** THE PROBLEM **
Search the material for the word "pictures" and copy each line that holds it.

** Collected data **
□ □ □

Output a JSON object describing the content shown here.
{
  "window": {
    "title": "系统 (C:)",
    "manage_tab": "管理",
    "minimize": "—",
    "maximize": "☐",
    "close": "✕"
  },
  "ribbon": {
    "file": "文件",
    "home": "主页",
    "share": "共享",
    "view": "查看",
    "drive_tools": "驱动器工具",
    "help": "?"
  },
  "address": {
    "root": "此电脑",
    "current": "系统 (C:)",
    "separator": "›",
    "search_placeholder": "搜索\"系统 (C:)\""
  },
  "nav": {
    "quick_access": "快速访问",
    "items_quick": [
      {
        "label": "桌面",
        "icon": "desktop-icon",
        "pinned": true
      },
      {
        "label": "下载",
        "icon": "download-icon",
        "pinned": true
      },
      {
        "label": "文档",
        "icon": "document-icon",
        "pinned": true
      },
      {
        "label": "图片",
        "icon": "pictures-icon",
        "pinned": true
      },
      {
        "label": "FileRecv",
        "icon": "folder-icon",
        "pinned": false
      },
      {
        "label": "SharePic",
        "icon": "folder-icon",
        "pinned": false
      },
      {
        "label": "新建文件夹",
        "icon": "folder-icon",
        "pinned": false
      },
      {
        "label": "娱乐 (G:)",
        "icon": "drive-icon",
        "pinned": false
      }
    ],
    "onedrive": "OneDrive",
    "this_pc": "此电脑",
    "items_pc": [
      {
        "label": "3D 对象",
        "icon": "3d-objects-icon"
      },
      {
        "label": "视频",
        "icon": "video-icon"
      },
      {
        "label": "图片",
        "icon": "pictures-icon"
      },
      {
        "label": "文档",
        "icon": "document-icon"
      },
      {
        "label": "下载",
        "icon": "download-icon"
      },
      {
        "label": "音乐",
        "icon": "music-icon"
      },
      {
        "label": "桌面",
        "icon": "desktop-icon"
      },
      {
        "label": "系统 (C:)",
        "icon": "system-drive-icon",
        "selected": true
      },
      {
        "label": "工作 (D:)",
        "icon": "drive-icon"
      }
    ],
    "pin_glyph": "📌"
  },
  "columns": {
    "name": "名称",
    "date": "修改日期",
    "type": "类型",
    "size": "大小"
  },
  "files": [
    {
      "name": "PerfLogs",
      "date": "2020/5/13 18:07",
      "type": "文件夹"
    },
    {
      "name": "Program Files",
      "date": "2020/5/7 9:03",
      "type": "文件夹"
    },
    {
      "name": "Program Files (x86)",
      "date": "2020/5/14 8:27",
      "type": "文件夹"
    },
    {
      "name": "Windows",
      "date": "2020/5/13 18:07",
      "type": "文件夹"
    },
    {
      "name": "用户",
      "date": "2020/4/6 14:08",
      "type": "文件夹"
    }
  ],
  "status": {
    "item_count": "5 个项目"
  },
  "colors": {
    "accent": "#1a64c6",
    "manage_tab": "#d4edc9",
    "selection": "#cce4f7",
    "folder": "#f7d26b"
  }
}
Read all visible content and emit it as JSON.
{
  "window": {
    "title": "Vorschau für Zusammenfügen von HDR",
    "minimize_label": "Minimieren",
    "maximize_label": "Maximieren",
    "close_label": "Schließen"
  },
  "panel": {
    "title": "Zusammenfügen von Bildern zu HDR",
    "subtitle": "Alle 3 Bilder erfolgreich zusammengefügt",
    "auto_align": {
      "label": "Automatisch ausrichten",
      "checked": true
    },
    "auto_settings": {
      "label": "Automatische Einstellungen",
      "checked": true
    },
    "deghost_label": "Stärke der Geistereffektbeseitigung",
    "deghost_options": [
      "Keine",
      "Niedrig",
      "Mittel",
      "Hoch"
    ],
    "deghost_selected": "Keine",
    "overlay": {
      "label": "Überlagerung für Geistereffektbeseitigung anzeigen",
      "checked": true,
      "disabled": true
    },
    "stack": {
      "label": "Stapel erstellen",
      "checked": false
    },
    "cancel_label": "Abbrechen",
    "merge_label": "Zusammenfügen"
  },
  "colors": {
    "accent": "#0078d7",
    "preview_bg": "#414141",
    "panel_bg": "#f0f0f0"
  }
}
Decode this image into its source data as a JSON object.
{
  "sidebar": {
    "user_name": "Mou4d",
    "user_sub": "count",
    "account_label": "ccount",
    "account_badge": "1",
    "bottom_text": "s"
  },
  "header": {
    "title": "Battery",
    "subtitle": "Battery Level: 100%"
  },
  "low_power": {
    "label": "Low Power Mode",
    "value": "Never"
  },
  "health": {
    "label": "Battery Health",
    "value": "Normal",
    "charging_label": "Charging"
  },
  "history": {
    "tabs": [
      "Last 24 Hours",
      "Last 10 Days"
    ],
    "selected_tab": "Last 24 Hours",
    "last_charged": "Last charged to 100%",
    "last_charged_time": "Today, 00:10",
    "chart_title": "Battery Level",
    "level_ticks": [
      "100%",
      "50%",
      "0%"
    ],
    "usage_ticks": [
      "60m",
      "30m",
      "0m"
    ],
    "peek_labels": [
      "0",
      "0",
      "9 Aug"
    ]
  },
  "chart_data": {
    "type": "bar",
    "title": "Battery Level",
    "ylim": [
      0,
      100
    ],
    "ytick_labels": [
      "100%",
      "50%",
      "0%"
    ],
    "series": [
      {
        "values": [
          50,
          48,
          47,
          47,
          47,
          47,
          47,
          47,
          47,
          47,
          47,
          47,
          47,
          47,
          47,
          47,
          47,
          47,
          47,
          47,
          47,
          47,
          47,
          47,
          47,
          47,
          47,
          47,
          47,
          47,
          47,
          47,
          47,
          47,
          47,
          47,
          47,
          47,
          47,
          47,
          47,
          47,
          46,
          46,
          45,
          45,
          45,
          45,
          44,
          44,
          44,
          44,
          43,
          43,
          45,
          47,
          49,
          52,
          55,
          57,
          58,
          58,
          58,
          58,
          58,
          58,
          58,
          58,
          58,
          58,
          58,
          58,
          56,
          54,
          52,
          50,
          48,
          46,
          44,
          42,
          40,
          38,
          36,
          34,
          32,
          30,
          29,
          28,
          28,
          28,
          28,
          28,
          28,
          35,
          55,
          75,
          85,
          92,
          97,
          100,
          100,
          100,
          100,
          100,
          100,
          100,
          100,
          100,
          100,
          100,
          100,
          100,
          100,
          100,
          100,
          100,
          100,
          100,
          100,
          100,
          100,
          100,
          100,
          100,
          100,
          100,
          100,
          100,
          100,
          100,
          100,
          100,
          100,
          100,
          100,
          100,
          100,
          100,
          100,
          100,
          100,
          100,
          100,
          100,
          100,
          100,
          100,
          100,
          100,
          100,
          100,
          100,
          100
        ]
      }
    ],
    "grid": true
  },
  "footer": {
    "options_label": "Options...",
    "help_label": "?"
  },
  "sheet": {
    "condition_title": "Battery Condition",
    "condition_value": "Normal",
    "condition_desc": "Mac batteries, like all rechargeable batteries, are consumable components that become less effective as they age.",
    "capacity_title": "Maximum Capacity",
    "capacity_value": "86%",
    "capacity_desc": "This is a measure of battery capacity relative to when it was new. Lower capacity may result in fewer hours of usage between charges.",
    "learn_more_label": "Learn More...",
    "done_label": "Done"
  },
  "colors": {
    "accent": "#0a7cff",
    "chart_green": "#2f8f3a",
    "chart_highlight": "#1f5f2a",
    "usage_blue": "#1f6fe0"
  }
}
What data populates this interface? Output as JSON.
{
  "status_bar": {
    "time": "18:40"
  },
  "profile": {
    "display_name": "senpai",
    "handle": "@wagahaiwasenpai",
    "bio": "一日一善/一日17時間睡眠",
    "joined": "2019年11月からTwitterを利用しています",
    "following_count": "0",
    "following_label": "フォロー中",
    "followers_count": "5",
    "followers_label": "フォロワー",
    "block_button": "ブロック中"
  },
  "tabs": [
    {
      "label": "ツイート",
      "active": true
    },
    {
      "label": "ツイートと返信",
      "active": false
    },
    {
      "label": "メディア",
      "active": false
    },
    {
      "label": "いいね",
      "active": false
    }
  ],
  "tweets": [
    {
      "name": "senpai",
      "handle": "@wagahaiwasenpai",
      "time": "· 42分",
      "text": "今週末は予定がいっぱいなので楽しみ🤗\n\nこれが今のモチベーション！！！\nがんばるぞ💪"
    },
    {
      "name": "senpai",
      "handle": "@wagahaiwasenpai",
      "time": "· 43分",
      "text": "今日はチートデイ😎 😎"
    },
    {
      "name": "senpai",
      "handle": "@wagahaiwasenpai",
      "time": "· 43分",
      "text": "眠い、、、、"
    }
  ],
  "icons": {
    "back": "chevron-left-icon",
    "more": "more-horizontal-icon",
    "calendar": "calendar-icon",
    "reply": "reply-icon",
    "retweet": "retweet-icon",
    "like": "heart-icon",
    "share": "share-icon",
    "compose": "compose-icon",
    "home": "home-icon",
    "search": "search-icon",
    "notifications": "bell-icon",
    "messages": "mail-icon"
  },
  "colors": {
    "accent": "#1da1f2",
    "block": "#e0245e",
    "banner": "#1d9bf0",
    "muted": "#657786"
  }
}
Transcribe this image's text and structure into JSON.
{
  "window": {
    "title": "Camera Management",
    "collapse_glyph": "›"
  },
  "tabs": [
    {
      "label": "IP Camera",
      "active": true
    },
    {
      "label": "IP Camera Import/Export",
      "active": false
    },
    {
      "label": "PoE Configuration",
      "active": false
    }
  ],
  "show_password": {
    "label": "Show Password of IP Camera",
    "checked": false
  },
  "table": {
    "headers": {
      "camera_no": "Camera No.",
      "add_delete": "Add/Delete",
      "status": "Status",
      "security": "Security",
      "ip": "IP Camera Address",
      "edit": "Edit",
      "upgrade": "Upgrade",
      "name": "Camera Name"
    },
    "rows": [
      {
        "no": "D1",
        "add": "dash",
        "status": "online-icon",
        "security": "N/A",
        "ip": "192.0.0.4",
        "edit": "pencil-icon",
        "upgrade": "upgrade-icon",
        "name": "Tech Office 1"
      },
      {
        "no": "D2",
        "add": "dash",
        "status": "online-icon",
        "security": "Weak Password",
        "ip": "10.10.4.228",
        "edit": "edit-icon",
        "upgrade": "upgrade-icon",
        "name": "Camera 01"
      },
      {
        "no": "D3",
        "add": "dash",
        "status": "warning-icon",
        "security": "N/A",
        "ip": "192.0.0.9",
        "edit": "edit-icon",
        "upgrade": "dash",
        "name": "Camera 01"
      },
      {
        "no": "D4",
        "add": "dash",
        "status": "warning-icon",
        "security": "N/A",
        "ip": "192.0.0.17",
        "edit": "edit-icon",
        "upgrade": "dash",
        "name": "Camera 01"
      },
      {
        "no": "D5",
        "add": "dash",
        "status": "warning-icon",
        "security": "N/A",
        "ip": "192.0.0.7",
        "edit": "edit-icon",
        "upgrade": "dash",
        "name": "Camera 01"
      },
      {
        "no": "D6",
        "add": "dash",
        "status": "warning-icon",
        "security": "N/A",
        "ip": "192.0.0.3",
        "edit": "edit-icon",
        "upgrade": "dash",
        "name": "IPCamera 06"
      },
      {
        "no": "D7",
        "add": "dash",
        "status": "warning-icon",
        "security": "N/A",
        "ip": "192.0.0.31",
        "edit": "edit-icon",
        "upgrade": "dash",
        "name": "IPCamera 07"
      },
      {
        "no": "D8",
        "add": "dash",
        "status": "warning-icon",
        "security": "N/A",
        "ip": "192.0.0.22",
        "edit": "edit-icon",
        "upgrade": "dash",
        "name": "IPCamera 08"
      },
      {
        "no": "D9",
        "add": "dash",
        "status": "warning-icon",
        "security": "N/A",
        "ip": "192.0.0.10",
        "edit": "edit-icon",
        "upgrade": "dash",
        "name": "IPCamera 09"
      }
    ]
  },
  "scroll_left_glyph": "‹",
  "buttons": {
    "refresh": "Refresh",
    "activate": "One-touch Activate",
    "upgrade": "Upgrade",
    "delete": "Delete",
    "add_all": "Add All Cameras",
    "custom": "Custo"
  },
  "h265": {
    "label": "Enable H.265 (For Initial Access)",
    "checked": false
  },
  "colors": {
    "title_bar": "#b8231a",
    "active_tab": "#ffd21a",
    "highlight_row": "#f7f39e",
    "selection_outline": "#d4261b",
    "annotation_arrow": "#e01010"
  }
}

□ □ □

** FINISHED EXERCISE **
        "icon": "pictures-icon",
        "icon": "pictures-icon"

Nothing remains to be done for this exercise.